*Exercise brief:*
Locate the word "this" in the data below, then copy every line that holds it.

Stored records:
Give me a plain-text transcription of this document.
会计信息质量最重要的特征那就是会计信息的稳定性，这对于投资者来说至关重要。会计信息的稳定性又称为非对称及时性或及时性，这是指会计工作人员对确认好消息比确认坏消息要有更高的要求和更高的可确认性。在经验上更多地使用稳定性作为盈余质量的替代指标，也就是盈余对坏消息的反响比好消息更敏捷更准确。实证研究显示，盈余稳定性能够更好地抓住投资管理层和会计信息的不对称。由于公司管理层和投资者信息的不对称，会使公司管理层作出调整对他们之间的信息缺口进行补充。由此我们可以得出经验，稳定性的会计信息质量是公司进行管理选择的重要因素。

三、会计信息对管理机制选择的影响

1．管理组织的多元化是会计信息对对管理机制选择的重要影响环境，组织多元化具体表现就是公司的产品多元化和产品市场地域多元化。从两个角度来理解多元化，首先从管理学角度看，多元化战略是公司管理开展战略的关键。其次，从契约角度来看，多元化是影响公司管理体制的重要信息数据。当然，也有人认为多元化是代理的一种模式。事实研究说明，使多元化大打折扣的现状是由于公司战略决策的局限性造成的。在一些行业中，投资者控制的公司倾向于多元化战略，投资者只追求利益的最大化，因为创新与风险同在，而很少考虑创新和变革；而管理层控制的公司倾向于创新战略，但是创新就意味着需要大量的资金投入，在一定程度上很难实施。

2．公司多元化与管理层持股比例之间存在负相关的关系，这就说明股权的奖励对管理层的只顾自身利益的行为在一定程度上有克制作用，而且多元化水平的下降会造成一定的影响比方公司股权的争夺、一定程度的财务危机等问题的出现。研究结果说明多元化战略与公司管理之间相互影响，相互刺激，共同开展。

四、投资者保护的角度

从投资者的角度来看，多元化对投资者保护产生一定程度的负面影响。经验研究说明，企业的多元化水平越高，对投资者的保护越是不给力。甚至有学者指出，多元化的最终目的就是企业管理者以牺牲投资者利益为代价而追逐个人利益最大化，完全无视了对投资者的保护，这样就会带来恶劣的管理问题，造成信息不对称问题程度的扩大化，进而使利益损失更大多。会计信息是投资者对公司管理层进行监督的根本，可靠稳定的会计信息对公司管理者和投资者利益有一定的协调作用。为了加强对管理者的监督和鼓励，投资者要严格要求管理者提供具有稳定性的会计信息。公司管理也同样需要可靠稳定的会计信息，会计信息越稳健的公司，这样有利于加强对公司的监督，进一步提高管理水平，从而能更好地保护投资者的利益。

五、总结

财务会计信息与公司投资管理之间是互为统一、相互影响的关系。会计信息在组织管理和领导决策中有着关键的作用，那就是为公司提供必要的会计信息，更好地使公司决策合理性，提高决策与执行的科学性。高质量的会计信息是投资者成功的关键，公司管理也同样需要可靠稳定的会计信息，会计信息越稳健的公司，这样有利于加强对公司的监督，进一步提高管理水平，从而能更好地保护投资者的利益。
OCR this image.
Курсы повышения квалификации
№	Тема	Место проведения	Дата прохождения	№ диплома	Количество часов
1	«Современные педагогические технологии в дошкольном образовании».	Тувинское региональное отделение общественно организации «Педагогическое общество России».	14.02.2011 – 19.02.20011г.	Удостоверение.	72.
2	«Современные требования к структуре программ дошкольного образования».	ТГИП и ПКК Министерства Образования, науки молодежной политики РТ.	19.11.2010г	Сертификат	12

*Complete answer:*
Give me a plain-text transcription of this document.
OCR this image.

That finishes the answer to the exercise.